SUPPLIED RECORDS:
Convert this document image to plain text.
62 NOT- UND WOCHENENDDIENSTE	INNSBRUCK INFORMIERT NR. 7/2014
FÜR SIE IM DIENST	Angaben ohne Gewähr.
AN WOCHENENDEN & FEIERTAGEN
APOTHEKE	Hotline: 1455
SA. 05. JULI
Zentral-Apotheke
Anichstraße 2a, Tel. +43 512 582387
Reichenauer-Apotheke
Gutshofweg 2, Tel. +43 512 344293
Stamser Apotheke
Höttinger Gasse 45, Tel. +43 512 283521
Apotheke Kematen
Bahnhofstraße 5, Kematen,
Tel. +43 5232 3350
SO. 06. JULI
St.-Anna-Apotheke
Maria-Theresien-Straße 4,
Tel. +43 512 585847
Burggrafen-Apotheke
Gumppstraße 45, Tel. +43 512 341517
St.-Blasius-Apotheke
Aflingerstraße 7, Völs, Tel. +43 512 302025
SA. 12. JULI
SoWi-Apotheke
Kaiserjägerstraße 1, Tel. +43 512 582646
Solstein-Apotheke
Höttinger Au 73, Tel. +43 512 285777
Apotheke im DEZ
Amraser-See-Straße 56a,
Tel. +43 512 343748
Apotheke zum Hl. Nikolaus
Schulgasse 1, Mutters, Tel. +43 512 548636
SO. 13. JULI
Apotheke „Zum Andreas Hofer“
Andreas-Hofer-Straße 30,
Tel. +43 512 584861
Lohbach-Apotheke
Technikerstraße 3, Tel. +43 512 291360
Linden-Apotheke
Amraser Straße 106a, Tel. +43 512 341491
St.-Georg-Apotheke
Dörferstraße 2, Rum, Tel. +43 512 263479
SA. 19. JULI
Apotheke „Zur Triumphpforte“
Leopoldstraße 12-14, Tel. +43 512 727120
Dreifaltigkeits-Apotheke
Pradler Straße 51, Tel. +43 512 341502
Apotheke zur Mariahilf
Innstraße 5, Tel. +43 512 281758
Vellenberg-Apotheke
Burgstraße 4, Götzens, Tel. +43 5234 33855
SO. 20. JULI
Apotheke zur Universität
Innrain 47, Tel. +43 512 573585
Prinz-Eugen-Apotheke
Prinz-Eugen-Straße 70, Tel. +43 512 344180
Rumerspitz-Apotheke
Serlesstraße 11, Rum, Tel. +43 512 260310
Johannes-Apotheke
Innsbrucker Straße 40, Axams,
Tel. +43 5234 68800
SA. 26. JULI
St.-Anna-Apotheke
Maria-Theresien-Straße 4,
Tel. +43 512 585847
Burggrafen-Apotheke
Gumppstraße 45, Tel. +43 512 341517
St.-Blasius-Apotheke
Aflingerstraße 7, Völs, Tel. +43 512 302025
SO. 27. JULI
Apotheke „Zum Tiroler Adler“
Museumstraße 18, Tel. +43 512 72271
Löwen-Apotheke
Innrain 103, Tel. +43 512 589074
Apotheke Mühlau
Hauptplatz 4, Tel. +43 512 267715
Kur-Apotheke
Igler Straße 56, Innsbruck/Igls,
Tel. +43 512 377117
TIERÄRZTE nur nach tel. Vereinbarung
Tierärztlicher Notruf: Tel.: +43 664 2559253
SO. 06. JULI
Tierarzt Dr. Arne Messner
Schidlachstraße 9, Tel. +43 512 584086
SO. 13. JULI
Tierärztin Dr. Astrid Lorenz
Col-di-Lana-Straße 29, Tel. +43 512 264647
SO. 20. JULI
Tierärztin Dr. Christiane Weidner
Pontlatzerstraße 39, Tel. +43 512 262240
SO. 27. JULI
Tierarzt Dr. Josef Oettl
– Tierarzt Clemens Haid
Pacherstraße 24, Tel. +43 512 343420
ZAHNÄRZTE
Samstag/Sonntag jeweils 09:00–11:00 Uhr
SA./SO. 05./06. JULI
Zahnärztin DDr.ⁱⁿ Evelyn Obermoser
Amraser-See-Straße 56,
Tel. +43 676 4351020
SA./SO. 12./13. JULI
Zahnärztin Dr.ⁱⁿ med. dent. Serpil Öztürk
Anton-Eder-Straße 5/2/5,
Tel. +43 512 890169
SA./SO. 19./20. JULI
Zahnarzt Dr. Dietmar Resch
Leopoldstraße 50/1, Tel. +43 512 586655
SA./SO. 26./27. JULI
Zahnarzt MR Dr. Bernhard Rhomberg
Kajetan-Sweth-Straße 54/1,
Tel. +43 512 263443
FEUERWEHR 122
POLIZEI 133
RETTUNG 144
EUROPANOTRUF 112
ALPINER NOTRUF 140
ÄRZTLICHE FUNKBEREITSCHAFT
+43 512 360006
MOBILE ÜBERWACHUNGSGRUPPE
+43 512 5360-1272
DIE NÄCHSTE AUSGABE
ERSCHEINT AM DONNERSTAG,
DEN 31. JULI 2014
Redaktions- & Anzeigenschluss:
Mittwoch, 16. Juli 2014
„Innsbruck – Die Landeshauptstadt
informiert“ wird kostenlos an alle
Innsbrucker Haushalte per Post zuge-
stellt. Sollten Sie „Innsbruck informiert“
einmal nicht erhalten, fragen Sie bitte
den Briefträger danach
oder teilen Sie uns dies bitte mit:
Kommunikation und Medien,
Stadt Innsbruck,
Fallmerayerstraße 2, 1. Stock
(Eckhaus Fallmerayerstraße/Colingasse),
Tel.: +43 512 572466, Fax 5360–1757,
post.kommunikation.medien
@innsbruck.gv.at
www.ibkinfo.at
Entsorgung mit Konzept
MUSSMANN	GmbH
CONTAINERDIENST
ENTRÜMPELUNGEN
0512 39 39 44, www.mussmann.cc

WHAT THE TASK ASKS: Copy out all lines where the word "Andreas" appears.

TASK OUTPUT:
Apotheke „Zum Andreas Hofer“
Andreas-Hofer-Straße 30,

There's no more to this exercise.